*SECCIÓN DE DATOS*:
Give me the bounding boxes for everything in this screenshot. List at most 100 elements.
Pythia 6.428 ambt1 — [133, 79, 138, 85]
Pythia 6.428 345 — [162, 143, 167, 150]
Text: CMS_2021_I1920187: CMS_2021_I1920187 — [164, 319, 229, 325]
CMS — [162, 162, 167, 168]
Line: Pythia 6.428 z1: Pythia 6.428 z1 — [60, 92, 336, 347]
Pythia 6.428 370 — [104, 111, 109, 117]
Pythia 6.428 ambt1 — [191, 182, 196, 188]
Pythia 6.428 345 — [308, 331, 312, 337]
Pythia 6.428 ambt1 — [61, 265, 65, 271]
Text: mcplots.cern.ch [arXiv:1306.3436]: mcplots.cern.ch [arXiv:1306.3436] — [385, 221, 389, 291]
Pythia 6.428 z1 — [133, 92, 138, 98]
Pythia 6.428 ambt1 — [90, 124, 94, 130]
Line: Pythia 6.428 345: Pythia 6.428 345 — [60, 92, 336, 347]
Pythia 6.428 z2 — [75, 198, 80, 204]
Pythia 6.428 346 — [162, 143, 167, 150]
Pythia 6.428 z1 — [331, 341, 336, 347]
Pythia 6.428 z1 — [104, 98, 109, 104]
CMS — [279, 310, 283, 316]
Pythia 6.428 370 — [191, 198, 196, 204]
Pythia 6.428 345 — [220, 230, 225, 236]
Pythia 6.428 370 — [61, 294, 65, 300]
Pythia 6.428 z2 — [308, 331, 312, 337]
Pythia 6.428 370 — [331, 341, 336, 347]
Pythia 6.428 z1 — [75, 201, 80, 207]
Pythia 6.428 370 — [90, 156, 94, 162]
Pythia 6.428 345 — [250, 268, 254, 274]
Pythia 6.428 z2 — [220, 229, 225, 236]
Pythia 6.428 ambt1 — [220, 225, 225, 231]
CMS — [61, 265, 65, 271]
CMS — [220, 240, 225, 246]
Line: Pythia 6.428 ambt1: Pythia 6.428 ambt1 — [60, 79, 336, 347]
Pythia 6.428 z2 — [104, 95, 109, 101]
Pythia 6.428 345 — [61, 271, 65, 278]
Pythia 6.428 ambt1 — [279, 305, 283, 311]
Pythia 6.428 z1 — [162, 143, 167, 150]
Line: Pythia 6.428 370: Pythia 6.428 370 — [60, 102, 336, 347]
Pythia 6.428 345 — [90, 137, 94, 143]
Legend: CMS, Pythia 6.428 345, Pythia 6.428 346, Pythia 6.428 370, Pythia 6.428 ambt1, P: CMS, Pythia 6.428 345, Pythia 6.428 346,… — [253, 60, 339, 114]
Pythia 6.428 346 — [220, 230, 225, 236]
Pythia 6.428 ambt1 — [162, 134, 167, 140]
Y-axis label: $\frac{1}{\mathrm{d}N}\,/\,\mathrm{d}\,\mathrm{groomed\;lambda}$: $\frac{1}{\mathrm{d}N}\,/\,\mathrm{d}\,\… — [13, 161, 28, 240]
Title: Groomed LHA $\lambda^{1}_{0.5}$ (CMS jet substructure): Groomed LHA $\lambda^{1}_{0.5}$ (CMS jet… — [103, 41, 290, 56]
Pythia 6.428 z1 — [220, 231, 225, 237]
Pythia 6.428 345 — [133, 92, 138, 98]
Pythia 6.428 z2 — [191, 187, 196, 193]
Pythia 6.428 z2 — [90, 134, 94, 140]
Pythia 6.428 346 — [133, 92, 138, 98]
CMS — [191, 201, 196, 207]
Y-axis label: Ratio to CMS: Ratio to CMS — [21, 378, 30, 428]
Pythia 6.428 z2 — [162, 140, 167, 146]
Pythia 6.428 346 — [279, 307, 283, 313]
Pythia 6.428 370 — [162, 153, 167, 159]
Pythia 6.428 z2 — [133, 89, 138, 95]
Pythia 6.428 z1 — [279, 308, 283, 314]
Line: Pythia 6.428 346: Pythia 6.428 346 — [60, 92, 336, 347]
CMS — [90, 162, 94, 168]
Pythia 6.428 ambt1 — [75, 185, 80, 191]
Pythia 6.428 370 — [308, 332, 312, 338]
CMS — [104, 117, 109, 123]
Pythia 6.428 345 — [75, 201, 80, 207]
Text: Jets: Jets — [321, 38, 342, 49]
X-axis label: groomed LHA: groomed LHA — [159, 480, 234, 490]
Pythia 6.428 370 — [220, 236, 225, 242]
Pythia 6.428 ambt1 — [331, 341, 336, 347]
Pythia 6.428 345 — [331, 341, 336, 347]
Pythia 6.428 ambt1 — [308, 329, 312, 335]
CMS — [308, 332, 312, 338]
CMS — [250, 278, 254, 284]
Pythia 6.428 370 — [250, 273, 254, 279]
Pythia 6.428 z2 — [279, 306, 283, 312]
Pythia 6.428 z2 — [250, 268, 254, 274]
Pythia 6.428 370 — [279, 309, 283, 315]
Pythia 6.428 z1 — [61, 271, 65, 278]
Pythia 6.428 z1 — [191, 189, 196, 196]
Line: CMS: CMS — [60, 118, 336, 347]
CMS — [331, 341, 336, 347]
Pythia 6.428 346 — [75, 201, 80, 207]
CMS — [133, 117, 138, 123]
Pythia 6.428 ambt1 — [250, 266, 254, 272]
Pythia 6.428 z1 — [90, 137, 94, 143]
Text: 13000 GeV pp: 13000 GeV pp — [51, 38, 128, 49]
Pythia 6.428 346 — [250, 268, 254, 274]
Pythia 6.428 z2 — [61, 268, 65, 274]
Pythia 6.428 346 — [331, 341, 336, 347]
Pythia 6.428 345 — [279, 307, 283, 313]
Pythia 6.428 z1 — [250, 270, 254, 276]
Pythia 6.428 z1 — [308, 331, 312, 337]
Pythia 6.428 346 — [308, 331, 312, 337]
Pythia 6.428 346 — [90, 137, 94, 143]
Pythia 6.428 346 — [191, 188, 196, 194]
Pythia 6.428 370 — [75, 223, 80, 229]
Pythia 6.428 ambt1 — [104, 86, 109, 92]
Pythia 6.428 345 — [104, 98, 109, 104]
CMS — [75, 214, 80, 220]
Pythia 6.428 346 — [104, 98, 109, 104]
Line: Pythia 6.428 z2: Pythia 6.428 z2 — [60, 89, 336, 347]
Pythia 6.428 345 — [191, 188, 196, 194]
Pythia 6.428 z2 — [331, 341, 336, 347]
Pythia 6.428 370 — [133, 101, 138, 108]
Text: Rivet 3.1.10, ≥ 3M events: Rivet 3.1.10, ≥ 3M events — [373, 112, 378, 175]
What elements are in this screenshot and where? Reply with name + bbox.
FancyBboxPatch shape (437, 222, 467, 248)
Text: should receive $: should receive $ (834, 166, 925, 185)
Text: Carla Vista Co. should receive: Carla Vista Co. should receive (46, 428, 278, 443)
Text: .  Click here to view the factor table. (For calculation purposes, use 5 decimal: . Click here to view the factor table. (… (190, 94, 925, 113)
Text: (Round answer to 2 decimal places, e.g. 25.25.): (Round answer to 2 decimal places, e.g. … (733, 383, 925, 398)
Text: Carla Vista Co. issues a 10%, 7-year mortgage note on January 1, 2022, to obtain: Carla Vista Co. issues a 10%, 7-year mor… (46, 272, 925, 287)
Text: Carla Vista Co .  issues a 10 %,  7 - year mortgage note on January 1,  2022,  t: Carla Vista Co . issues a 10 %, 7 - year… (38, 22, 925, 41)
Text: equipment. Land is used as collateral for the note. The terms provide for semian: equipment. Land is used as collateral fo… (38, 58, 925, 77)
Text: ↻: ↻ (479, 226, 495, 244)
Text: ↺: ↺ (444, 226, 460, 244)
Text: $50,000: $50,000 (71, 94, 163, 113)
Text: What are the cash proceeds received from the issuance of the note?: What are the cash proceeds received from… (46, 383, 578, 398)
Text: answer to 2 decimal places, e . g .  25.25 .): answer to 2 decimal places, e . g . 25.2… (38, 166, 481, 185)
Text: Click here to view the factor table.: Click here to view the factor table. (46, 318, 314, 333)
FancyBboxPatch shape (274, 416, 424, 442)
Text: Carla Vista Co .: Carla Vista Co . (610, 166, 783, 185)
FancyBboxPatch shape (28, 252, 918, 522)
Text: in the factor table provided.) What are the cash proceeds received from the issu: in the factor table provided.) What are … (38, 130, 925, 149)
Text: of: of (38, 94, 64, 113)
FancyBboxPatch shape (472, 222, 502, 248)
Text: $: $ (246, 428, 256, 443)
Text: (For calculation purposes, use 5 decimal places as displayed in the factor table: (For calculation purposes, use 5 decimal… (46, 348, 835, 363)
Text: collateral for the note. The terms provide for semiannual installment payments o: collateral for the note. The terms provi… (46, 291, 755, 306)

*DETALLE DE TAREA*: Cita sin cambios las líneas del material que van desde la primera hasta la que contiene "Pythia 6.428 z2 — [104, 95, 109, 101]", ambas incluidas.

*LA RESPUESTA*:
Give me the bounding boxes for everything in this screenshot. List at most 100 elements.
Pythia 6.428 ambt1 — [133, 79, 138, 85]
Pythia 6.428 345 — [162, 143, 167, 150]
Text: CMS_2021_I1920187: CMS_2021_I1920187 — [164, 319, 229, 325]
CMS — [162, 162, 167, 168]
Line: Pythia 6.428 z1: Pythia 6.428 z1 — [60, 92, 336, 347]
Pythia 6.428 370 — [104, 111, 109, 117]
Pythia 6.428 ambt1 — [191, 182, 196, 188]
Pythia 6.428 345 — [308, 331, 312, 337]
Pythia 6.428 ambt1 — [61, 265, 65, 271]
Text: mcplots.cern.ch [arXiv:1306.3436]: mcplots.cern.ch [arXiv:1306.3436] — [385, 221, 389, 291]
Pythia 6.428 z1 — [133, 92, 138, 98]
Pythia 6.428 ambt1 — [90, 124, 94, 130]
Line: Pythia 6.428 345: Pythia 6.428 345 — [60, 92, 336, 347]
Pythia 6.428 z2 — [75, 198, 80, 204]
Pythia 6.428 346 — [162, 143, 167, 150]
Pythia 6.428 z1 — [331, 341, 336, 347]
Pythia 6.428 z1 — [104, 98, 109, 104]
CMS — [279, 310, 283, 316]
Pythia 6.428 370 — [191, 198, 196, 204]
Pythia 6.428 345 — [220, 230, 225, 236]
Pythia 6.428 370 — [61, 294, 65, 300]
Pythia 6.428 z2 — [308, 331, 312, 337]
Pythia 6.428 370 — [331, 341, 336, 347]
Pythia 6.428 z1 — [75, 201, 80, 207]
Pythia 6.428 370 — [90, 156, 94, 162]
Pythia 6.428 345 — [250, 268, 254, 274]
Pythia 6.428 z2 — [220, 229, 225, 236]
Pythia 6.428 ambt1 — [220, 225, 225, 231]
CMS — [61, 265, 65, 271]
CMS — [220, 240, 225, 246]
Line: Pythia 6.428 ambt1: Pythia 6.428 ambt1 — [60, 79, 336, 347]
Pythia 6.428 z2 — [104, 95, 109, 101]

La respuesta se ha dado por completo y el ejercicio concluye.